Yeah, to me how I would define a successful trainer and how this trainer acted are 2 different things. And I like Wildo's post. 

IF you wanted to correct your dog that is one thing (and obviously you were not able to from where you were at) and it sounds like you know how you want to do that. 

But, I don't like anyone else correcting my dogs, unless they are a danger to themselves or others. 

Think about all the situations that you could replace the word trainer with - groomer, vet, UPS, drunk uncle, etc, and imagine peoples' reactions then. Just because someone has a title doesn't make them right all the time - I don't know a human who is.


----------



## llombardo (Dec 11, 2011)

In all the training I did, the trainer was a guide for me to train my own dog. I would not accept nor allow the trainer to give the correction, its your dog, your decision on the training you want to do. If anyone gives the dog a correction, it should be you. I would either tell the trainer that you prefer that they don't correct your dog, but show you how(if that is the method you want to use) you can decide what your dog can handle...no matter how soft the dog is OR I'd find another trainer. We always tell people to go to classes because of the bond it creates or for the mere fact that not only is the dog being trained, but the owner is also learning. That is what training should be.


----------



## JakodaCD OA (May 14, 2000)

Jean, your right, and I think anyone going into an obedience class should be clear on what they expect , want and don't want the trainer to do when it comes to their dogs.

Some trainers may be offended by it, but if they are, well then they probably aren't the trainer for "me"..Trainers should not only teach but respect that a client may not want 'them' correcting their dog and should be willing to base training on the dog itself..
◇ ◇ ◇ ◇
## TASK DETAILS
In the forum thread, what does llombardo say the trainer was in all of llombardo's training?
◇ ◇ ◇ ◇
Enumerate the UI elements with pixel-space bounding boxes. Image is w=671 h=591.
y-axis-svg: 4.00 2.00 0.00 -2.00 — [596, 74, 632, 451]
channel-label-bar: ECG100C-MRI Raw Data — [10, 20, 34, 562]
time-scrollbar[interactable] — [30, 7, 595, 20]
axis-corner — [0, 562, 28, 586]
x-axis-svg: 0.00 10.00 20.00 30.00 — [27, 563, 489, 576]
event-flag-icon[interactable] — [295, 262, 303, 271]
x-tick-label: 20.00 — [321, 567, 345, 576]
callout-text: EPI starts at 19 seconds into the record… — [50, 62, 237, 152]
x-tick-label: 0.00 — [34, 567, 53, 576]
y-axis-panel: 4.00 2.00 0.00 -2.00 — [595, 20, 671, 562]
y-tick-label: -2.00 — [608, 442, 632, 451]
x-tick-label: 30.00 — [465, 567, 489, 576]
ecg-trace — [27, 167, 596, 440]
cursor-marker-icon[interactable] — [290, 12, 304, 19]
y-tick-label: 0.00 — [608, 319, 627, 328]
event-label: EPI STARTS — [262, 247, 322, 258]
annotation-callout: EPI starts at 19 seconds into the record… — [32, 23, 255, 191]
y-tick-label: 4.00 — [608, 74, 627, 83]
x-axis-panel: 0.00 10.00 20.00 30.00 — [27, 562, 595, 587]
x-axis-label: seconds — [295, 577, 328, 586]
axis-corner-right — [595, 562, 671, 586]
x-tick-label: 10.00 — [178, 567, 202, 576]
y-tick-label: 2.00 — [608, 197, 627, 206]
◇ ◇ ◇ ◇
## WRITTEN ANSWER
A guide for training one's own dog.